To do | Review the material line by line. Identify and copy every line that contains the string "tank".

○ ○ ○ ○ ○ ○ ○

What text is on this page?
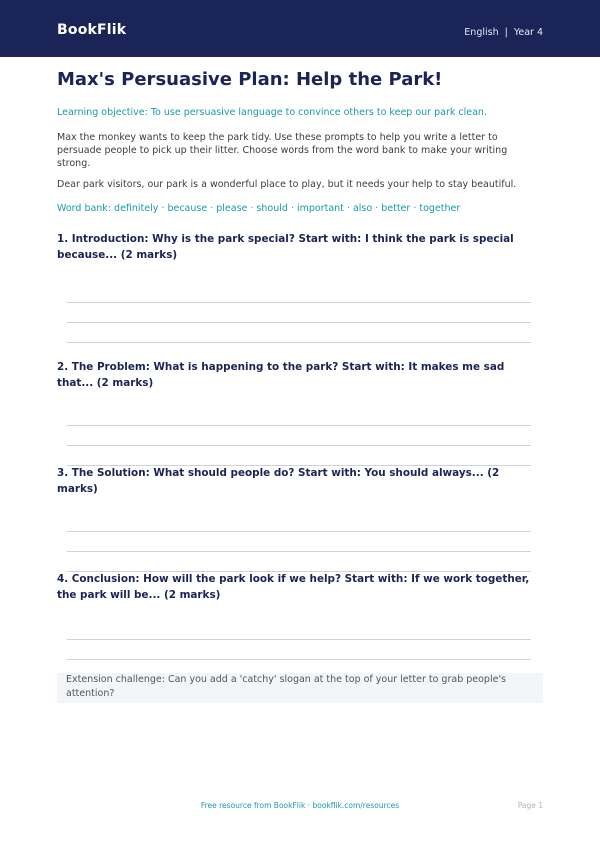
BookFlik	English | Year 4
Max's Persuasive Plan: Help the Park!
Learning objective: To use persuasive language to convince others to keep our park clean.
Max the monkey wants to keep the park tidy. Use these prompts to help you write a letter to persuade people to pick up their litter. Choose words from the word bank to make your writing strong.
Dear park visitors, our park is a wonderful place to play, but it needs your help to stay beautiful.
Word bank: definitely · because · please · should · important · also · better · together
1. Introduction: Why is the park special? Start with: I think the park is special because... (2 marks)
2. The Problem: What is happening to the park? Start with: It makes me sad that... (2 marks)
3. The Solution: What should people do? Start with: You should always... (2 marks)
4. Conclusion: How will the park look if we help? Start with: If we work together, the park will be... (2 marks)
Extension challenge: Can you add a 'catchy' slogan at the top of your letter to grab people's attention?
Free resource from BookFlik · bookflik.com/resources	Page 1
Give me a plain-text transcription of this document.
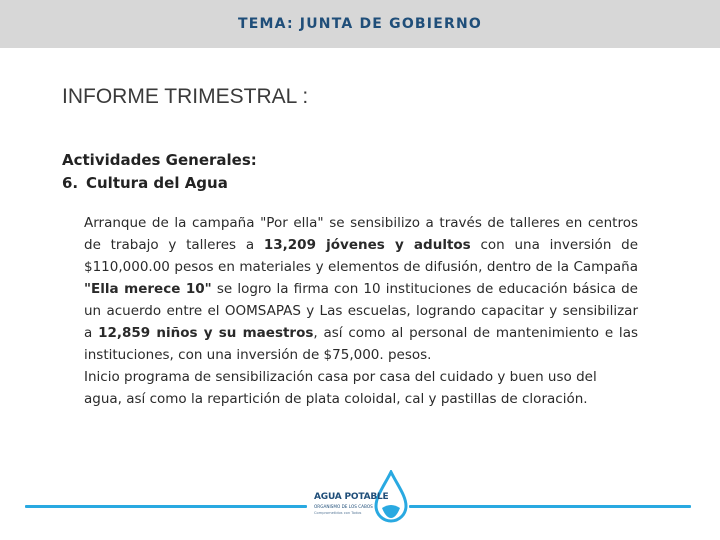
TEMA: JUNTA DE GOBIERNO
INFORME TRIMESTRAL :
Actividades Generales:
6. Cultura del Agua

Arranque de la campaña "Por ella" se sensibilizo a través de talleres en centros de trabajo y talleres a 13,209 jóvenes y adultos con una inversión de $110,000.00 pesos en materiales y elementos de difusión, dentro de la Campaña "Ella merece 10" se logro la firma con 10 instituciones de educación básica de un acuerdo entre el OOMSAPAS y Las escuelas, logrando capacitar y sensibilizar a 12,859 niños y su maestros, así como al personal de mantenimiento e las instituciones, con una inversión de $75,000. pesos.

Inicio programa de sensibilización casa por casa del cuidado y buen uso del agua, así como la repartición de plata coloidal, cal y pastillas de cloración.

AGUA POTABLE
ORGANISMO DE LOS CABOS
Comprometidos con Todos
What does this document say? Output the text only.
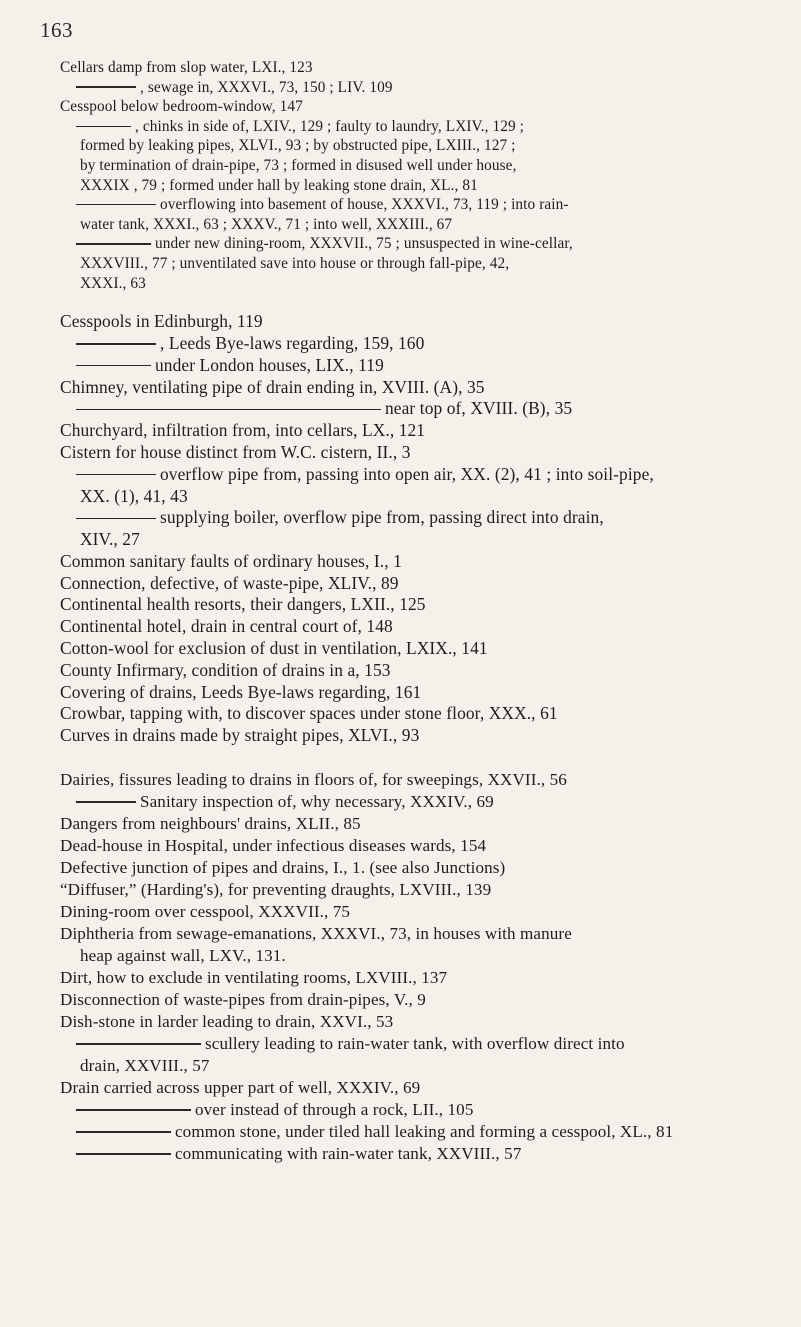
163
Cellars damp from slop water, LXI., 123
, sewage in, XXXVI., 73, 150 ; LIV. 109
Cesspool below bedroom-window, 147
, chinks in side of, LXIV., 129 ; faulty to laundry, LXIV., 129 ;
formed by leaking pipes, XLVI., 93 ; by obstructed pipe, LXIII., 127 ;
by termination of drain-pipe, 73 ; formed in disused well under house,
XXXIX , 79 ; formed under hall by leaking stone drain, XL., 81
overflowing into basement of house, XXXVI., 73, 119 ; into rain-
water tank, XXXI., 63 ; XXXV., 71 ; into well, XXXIII., 67
under new dining-room, XXXVII., 75 ; unsuspected in wine-cellar,
XXXVIII., 77 ; unventilated save into house or through fall-pipe, 42,
XXXI., 63
Cesspools in Edinburgh, 119
, Leeds Bye-laws regarding, 159, 160
under London houses, LIX., 119
Chimney, ventilating pipe of drain ending in, XVIII. (A), 35
near top of, XVIII. (B), 35
Churchyard, infiltration from, into cellars, LX., 121
Cistern for house distinct from W.C. cistern, II., 3
overflow pipe from, passing into open air, XX. (2), 41 ; into soil-pipe,
XX. (1), 41, 43
supplying boiler, overflow pipe from, passing direct into drain,
XIV., 27
Common sanitary faults of ordinary houses, I., 1
Connection, defective, of waste-pipe, XLIV., 89
Continental health resorts, their dangers, LXII., 125
Continental hotel, drain in central court of, 148
Cotton-wool for exclusion of dust in ventilation, LXIX., 141
County Infirmary, condition of drains in a, 153
Covering of drains, Leeds Bye-laws regarding, 161
Crowbar, tapping with, to discover spaces under stone floor, XXX., 61
Curves in drains made by straight pipes, XLVI., 93
Dairies, fissures leading to drains in floors of, for sweepings, XXVII., 56
Sanitary inspection of, why necessary, XXXIV., 69
Dangers from neighbours' drains, XLII., 85
Dead-house in Hospital, under infectious diseases wards, 154
Defective junction of pipes and drains, I., 1. (see also Junctions)
“Diffuser,” (Harding's), for preventing draughts, LXVIII., 139
Dining-room over cesspool, XXXVII., 75
Diphtheria from sewage-emanations, XXXVI., 73, in houses with manure
heap against wall, LXV., 131.
Dirt, how to exclude in ventilating rooms, LXVIII., 137
Disconnection of waste-pipes from drain-pipes, V., 9
Dish-stone in larder leading to drain, XXVI., 53
scullery leading to rain-water tank, with overflow direct into
drain, XXVIII., 57
Drain carried across upper part of well, XXXIV., 69
over instead of through a rock, LII., 105
common stone, under tiled hall leaking and forming a cesspool, XL., 81
communicating with rain-water tank, XXVIII., 57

○ ○ ○ ○ ○ ○ ○

Expected answer |
water tank, XXXI., 63 ; XXXV., 71 ; into well, XXXIII., 67
scullery leading to rain-water tank, with overflow direct into
communicating with rain-water tank, XXVIII., 57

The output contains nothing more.